### Exercise
Answer with one number only: the number of lines that include the word "arrow".

[START OF Records to process]

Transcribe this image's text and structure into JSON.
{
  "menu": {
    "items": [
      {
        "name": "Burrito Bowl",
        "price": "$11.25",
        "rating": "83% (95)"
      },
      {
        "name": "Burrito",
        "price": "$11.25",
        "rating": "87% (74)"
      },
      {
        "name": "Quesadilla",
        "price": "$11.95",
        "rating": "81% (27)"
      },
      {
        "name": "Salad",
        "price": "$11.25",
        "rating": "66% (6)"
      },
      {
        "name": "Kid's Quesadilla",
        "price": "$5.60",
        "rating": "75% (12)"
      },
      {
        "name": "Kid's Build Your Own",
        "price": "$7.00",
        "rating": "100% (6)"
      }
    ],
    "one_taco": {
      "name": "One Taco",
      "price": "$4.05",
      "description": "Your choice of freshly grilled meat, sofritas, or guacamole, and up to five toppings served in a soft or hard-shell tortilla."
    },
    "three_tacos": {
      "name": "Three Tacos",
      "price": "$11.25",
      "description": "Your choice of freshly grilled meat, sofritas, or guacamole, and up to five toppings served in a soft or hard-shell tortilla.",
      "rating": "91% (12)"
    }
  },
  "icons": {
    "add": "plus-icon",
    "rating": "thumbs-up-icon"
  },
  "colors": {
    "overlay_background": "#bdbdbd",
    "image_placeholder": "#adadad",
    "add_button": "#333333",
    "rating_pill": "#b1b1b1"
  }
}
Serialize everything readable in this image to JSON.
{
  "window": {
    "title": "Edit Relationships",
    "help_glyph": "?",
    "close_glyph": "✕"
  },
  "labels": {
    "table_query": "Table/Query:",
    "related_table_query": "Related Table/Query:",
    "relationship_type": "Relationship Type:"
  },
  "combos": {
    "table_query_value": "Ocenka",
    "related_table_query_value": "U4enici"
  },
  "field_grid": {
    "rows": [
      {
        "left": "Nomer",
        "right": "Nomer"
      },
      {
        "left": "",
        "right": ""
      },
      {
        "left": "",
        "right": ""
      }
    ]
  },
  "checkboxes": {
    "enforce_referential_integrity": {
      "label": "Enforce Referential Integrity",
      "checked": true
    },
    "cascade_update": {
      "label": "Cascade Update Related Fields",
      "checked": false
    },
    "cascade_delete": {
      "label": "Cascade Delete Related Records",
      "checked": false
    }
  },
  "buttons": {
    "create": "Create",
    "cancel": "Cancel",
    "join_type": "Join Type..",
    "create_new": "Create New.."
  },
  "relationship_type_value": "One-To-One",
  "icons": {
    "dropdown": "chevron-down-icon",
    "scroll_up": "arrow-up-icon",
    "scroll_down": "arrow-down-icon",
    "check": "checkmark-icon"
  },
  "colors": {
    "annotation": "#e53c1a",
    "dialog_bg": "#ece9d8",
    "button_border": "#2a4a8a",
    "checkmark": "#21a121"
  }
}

[END OF Records to process]

### Solution to this task
2